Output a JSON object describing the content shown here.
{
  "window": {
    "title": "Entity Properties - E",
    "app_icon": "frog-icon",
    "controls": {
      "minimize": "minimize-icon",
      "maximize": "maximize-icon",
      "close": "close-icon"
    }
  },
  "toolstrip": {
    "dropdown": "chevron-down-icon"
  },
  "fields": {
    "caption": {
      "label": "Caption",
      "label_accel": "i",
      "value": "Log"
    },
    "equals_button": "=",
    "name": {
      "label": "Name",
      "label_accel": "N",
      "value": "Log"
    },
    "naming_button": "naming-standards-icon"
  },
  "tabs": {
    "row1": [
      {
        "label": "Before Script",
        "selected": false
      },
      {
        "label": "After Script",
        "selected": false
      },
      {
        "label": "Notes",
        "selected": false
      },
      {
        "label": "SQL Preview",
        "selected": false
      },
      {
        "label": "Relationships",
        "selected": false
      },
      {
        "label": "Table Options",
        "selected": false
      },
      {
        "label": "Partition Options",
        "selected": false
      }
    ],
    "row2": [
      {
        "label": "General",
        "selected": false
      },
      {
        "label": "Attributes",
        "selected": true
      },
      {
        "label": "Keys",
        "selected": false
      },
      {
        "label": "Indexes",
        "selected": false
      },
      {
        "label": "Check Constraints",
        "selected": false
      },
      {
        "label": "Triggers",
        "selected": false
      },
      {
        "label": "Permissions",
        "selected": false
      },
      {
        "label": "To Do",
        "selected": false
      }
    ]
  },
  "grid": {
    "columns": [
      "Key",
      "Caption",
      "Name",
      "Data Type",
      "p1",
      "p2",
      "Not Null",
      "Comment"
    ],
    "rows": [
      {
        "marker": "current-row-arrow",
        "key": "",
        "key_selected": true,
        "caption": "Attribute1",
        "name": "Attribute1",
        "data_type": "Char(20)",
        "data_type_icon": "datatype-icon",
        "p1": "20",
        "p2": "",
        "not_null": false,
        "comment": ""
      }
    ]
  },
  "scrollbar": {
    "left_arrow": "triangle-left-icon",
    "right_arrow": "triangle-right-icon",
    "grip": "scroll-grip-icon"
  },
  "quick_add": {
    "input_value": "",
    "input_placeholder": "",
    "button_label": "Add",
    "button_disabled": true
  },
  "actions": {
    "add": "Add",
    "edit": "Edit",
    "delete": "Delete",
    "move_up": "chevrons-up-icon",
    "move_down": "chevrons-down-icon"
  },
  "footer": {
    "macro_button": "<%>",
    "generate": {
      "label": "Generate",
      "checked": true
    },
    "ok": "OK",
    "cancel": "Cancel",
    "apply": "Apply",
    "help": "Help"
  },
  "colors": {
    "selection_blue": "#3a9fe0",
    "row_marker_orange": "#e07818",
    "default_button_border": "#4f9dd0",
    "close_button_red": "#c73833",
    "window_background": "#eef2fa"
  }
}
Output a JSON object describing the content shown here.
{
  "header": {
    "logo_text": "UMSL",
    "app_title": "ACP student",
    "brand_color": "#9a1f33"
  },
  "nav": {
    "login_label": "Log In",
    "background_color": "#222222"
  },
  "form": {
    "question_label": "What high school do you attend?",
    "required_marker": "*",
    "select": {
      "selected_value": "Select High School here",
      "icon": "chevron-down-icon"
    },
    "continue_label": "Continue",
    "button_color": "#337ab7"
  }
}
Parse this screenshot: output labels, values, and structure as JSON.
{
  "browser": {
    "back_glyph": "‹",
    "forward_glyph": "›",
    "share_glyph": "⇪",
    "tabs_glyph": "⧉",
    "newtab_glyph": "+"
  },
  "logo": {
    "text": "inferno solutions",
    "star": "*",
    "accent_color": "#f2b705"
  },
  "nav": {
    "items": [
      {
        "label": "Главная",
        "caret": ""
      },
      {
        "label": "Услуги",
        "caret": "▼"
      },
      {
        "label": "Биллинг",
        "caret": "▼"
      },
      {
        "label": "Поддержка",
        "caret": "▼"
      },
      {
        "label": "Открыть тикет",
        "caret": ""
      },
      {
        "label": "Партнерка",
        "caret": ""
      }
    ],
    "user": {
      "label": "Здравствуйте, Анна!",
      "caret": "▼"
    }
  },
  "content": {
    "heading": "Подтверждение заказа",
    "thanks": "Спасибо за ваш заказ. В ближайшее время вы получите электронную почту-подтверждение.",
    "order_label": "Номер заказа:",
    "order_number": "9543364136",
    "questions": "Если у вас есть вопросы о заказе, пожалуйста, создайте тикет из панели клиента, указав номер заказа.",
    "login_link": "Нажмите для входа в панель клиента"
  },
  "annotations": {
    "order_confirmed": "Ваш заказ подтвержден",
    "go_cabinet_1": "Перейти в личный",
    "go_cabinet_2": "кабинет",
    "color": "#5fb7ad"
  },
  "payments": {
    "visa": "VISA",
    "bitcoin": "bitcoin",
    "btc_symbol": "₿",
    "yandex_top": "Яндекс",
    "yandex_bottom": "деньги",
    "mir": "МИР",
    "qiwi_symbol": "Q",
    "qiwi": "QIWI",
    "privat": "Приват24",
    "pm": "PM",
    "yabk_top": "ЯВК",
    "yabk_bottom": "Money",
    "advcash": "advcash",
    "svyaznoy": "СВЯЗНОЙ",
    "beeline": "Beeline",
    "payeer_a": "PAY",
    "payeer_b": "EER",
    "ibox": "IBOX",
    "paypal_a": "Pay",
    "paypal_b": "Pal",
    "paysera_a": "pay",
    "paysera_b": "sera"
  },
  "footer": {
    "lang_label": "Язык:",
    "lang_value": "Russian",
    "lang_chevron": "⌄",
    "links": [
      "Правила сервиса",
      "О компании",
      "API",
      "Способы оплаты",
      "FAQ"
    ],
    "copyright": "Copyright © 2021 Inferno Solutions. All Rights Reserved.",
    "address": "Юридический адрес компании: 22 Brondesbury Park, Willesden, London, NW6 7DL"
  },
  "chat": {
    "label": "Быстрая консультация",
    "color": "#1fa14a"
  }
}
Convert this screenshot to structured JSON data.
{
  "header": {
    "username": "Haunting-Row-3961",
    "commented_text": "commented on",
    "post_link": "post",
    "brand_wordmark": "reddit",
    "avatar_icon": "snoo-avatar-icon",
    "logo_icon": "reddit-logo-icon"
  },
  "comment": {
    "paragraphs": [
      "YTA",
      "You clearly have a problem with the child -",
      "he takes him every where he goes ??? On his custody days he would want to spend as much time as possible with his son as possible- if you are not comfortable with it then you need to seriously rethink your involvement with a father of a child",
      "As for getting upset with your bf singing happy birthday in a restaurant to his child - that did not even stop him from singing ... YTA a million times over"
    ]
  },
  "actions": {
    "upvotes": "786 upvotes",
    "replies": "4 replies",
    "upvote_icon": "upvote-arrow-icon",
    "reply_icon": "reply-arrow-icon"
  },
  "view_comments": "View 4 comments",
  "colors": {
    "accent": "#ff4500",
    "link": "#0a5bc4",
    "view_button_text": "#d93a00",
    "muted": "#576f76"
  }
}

WRITTEN TASK >> Pull out the lines above in which the word "with" appears.

WRITTEN SOLUTION >>
      "You clearly have a problem with the child -",
      "he takes him every where he goes ??? On his custody days he would want to spend as much time as possible with his son as possible- if you are not comfortable with it then you need to seriously rethink your involvement with a father of a child",
      "As for getting upset with your bf singing happy birthday in a restaurant to his child - that did not even stop him from singing ... YTA a million times over"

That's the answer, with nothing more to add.